• [TASK REQUIREMENTS]:
Reproduce the records below in their entirety, character for character.

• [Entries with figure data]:
++++
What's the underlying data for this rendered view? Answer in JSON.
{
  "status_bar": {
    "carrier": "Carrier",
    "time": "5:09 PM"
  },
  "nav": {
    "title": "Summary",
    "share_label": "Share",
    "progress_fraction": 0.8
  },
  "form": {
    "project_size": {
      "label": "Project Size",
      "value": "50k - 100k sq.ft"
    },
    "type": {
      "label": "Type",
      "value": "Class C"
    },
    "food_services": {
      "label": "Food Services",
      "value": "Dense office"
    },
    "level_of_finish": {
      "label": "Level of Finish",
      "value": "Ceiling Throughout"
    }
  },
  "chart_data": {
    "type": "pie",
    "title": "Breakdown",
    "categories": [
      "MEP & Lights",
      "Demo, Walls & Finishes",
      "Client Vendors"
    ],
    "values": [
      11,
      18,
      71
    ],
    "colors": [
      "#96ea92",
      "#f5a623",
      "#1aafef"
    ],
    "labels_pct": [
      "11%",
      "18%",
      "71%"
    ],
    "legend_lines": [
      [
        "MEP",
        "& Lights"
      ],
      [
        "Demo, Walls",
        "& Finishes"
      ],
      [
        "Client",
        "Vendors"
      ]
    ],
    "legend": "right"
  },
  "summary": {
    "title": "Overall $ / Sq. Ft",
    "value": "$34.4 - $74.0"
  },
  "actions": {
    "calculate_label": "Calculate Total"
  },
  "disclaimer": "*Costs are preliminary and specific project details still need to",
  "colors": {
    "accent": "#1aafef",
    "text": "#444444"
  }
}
++++
• [OUTPUT OF THE EXERCISE]:
What's the underlying data for this rendered view? Answer in JSON.
{
  "status_bar": {
    "carrier": "Carrier",
    "time": "5:09 PM"
  },
  "nav": {
    "title": "Summary",
    "share_label": "Share",
    "progress_fraction": 0.8
  },
  "form": {
    "project_size": {
      "label": "Project Size",
      "value": "50k - 100k sq.ft"
    },
    "type": {
      "label": "Type",
      "value": "Class C"
    },
    "food_services": {
      "label": "Food Services",
      "value": "Dense office"
    },
    "level_of_finish": {
      "label": "Level of Finish",
      "value": "Ceiling Throughout"
    }
  },
  "chart_data": {
    "type": "pie",
    "title": "Breakdown",
    "categories": [
      "MEP & Lights",
      "Demo, Walls & Finishes",
      "Client Vendors"
    ],
    "values": [
      11,
      18,
      71
    ],
    "colors": [
      "#96ea92",
      "#f5a623",
      "#1aafef"
    ],
    "labels_pct": [
      "11%",
      "18%",
      "71%"
    ],
    "legend_lines": [
      [
        "MEP",
        "& Lights"
      ],
      [
        "Demo, Walls",
        "& Finishes"
      ],
      [
        "Client",
        "Vendors"
      ]
    ],
    "legend": "right"
  },
  "summary": {
    "title": "Overall $ / Sq. Ft",
    "value": "$34.4 - $74.0"
  },
  "actions": {
    "calculate_label": "Calculate Total"
  },
  "disclaimer": "*Costs are preliminary and specific project details still need to",
  "colors": {
    "accent": "#1aafef",
    "text": "#444444"
  }
}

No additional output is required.